■ SET PROBLEM:
Give the records back in full, exactly as they read.

■ EXTRACTED MATERIAL:
********************
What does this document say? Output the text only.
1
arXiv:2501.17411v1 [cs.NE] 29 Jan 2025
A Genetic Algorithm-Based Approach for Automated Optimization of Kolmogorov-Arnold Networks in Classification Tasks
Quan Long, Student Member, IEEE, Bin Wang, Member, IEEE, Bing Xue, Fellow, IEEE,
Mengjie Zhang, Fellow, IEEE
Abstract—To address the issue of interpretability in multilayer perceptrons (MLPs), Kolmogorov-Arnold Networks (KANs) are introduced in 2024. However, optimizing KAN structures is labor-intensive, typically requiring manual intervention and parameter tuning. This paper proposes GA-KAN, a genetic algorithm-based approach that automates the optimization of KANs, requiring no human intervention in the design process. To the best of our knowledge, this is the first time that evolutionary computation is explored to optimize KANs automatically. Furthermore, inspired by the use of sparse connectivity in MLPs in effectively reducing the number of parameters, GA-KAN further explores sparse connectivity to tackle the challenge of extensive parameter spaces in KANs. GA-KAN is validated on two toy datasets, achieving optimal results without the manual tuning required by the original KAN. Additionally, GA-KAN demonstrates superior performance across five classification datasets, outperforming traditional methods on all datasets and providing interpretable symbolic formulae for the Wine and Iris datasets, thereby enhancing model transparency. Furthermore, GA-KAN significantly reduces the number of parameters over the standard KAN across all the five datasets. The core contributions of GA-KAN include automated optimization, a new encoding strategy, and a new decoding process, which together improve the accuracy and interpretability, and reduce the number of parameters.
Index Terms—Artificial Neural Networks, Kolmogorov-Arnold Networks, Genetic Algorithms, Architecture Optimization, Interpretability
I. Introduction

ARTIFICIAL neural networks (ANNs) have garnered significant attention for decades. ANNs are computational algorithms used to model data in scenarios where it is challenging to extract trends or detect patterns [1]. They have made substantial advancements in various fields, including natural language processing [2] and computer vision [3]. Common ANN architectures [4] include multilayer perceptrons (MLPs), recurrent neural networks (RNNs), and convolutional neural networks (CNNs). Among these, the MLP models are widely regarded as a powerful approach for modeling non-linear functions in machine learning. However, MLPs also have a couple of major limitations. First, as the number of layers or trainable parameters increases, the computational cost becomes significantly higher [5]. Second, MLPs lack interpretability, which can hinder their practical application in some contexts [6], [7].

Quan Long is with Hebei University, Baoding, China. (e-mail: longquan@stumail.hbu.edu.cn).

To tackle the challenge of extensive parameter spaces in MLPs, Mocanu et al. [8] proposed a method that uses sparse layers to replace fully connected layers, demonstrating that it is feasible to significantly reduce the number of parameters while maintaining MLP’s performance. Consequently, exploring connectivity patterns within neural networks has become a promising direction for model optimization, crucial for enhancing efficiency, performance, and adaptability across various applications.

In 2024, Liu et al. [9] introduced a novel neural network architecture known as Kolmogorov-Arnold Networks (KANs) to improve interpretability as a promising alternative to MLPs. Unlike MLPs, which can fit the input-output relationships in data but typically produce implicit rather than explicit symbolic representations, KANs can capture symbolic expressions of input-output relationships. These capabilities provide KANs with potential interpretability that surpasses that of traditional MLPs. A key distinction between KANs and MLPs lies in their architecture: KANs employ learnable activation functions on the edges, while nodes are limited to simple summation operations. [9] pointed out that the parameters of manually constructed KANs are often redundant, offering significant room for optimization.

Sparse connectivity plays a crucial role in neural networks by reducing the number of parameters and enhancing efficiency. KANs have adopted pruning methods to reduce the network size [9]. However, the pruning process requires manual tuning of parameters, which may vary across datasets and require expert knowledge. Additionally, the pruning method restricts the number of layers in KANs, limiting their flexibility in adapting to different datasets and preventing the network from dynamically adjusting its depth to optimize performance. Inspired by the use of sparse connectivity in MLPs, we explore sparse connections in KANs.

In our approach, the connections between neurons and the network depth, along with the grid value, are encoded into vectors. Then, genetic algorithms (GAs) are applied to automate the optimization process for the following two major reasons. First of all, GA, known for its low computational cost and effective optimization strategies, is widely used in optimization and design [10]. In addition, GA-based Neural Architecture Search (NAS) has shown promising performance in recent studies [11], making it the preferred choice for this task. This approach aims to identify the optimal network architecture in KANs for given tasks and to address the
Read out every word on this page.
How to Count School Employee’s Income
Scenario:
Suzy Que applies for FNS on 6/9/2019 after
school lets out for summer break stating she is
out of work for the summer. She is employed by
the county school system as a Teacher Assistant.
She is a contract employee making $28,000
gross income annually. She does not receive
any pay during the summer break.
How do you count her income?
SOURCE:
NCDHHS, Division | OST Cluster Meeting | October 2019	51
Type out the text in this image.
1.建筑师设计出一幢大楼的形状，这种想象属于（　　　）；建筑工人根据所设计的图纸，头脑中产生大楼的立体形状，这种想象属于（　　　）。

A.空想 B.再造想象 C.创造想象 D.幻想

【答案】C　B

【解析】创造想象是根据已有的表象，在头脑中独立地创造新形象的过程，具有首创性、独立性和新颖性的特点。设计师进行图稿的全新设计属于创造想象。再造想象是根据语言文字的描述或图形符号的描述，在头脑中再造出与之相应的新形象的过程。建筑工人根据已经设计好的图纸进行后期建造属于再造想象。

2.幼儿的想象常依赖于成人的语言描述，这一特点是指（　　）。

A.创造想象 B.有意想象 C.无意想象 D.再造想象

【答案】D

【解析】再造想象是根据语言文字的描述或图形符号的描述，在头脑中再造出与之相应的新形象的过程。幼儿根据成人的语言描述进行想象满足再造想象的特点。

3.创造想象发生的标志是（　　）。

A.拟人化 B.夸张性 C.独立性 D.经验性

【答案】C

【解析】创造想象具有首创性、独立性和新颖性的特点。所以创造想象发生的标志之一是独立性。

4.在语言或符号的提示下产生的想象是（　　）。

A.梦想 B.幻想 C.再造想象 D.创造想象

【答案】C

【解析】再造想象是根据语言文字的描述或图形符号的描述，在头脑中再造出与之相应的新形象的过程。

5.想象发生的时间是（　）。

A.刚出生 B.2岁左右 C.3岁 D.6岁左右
********************
■ SOLVED PROBLEM:
What does this document say? Output the text only.
1
arXiv:2501.17411v1 [cs.NE] 29 Jan 2025
A Genetic Algorithm-Based Approach for Automated Optimization of Kolmogorov-Arnold Networks in Classification Tasks
Quan Long, Student Member, IEEE, Bin Wang, Member, IEEE, Bing Xue, Fellow, IEEE,
Mengjie Zhang, Fellow, IEEE
Abstract—To address the issue of interpretability in multilayer perceptrons (MLPs), Kolmogorov-Arnold Networks (KANs) are introduced in 2024. However, optimizing KAN structures is labor-intensive, typically requiring manual intervention and parameter tuning. This paper proposes GA-KAN, a genetic algorithm-based approach that automates the optimization of KANs, requiring no human intervention in the design process. To the best of our knowledge, this is the first time that evolutionary computation is explored to optimize KANs automatically. Furthermore, inspired by the use of sparse connectivity in MLPs in effectively reducing the number of parameters, GA-KAN further explores sparse connectivity to tackle the challenge of extensive parameter spaces in KANs. GA-KAN is validated on two toy datasets, achieving optimal results without the manual tuning required by the original KAN. Additionally, GA-KAN demonstrates superior performance across five classification datasets, outperforming traditional methods on all datasets and providing interpretable symbolic formulae for the Wine and Iris datasets, thereby enhancing model transparency. Furthermore, GA-KAN significantly reduces the number of parameters over the standard KAN across all the five datasets. The core contributions of GA-KAN include automated optimization, a new encoding strategy, and a new decoding process, which together improve the accuracy and interpretability, and reduce the number of parameters.
Index Terms—Artificial Neural Networks, Kolmogorov-Arnold Networks, Genetic Algorithms, Architecture Optimization, Interpretability
I. Introduction

ARTIFICIAL neural networks (ANNs) have garnered significant attention for decades. ANNs are computational algorithms used to model data in scenarios where it is challenging to extract trends or detect patterns [1]. They have made substantial advancements in various fields, including natural language processing [2] and computer vision [3]. Common ANN architectures [4] include multilayer perceptrons (MLPs), recurrent neural networks (RNNs), and convolutional neural networks (CNNs). Among these, the MLP models are widely regarded as a powerful approach for modeling non-linear functions in machine learning. However, MLPs also have a couple of major limitations. First, as the number of layers or trainable parameters increases, the computational cost becomes significantly higher [5]. Second, MLPs lack interpretability, which can hinder their practical application in some contexts [6], [7].

Quan Long is with Hebei University, Baoding, China. (e-mail: longquan@stumail.hbu.edu.cn).

To tackle the challenge of extensive parameter spaces in MLPs, Mocanu et al. [8] proposed a method that uses sparse layers to replace fully connected layers, demonstrating that it is feasible to significantly reduce the number of parameters while maintaining MLP’s performance. Consequently, exploring connectivity patterns within neural networks has become a promising direction for model optimization, crucial for enhancing efficiency, performance, and adaptability across various applications.

In 2024, Liu et al. [9] introduced a novel neural network architecture known as Kolmogorov-Arnold Networks (KANs) to improve interpretability as a promising alternative to MLPs. Unlike MLPs, which can fit the input-output relationships in data but typically produce implicit rather than explicit symbolic representations, KANs can capture symbolic expressions of input-output relationships. These capabilities provide KANs with potential interpretability that surpasses that of traditional MLPs. A key distinction between KANs and MLPs lies in their architecture: KANs employ learnable activation functions on the edges, while nodes are limited to simple summation operations. [9] pointed out that the parameters of manually constructed KANs are often redundant, offering significant room for optimization.

Sparse connectivity plays a crucial role in neural networks by reducing the number of parameters and enhancing efficiency. KANs have adopted pruning methods to reduce the network size [9]. However, the pruning process requires manual tuning of parameters, which may vary across datasets and require expert knowledge. Additionally, the pruning method restricts the number of layers in KANs, limiting their flexibility in adapting to different datasets and preventing the network from dynamically adjusting its depth to optimize performance. Inspired by the use of sparse connectivity in MLPs, we explore sparse connections in KANs.

In our approach, the connections between neurons and the network depth, along with the grid value, are encoded into vectors. Then, genetic algorithms (GAs) are applied to automate the optimization process for the following two major reasons. First of all, GA, known for its low computational cost and effective optimization strategies, is widely used in optimization and design [10]. In addition, GA-based Neural Architecture Search (NAS) has shown promising performance in recent studies [11], making it the preferred choice for this task. This approach aims to identify the optimal network architecture in KANs for given tasks and to address the
Read out every word on this page.
How to Count School Employee’s Income
Scenario:
Suzy Que applies for FNS on 6/9/2019 after
school lets out for summer break stating she is
out of work for the summer. She is employed by
the county school system as a Teacher Assistant.
She is a contract employee making $28,000
gross income annually. She does not receive
any pay during the summer break.
How do you count her income?
SOURCE:
NCDHHS, Division | OST Cluster Meeting | October 2019	51
Type out the text in this image.
1.建筑师设计出一幢大楼的形状，这种想象属于（　　　）；建筑工人根据所设计的图纸，头脑中产生大楼的立体形状，这种想象属于（　　　）。

A.空想 B.再造想象 C.创造想象 D.幻想

【答案】C　B

【解析】创造想象是根据已有的表象，在头脑中独立地创造新形象的过程，具有首创性、独立性和新颖性的特点。设计师进行图稿的全新设计属于创造想象。再造想象是根据语言文字的描述或图形符号的描述，在头脑中再造出与之相应的新形象的过程。建筑工人根据已经设计好的图纸进行后期建造属于再造想象。

2.幼儿的想象常依赖于成人的语言描述，这一特点是指（　　）。

A.创造想象 B.有意想象 C.无意想象 D.再造想象

【答案】D

【解析】再造想象是根据语言文字的描述或图形符号的描述，在头脑中再造出与之相应的新形象的过程。幼儿根据成人的语言描述进行想象满足再造想象的特点。

3.创造想象发生的标志是（　　）。

A.拟人化 B.夸张性 C.独立性 D.经验性

【答案】C

【解析】创造想象具有首创性、独立性和新颖性的特点。所以创造想象发生的标志之一是独立性。

4.在语言或符号的提示下产生的想象是（　　）。

A.梦想 B.幻想 C.再造想象 D.创造想象

【答案】C

【解析】再造想象是根据语言文字的描述或图形符号的描述，在头脑中再造出与之相应的新形象的过程。

5.想象发生的时间是（　）。

A.刚出生 B.2岁左右 C.3岁 D.6岁左右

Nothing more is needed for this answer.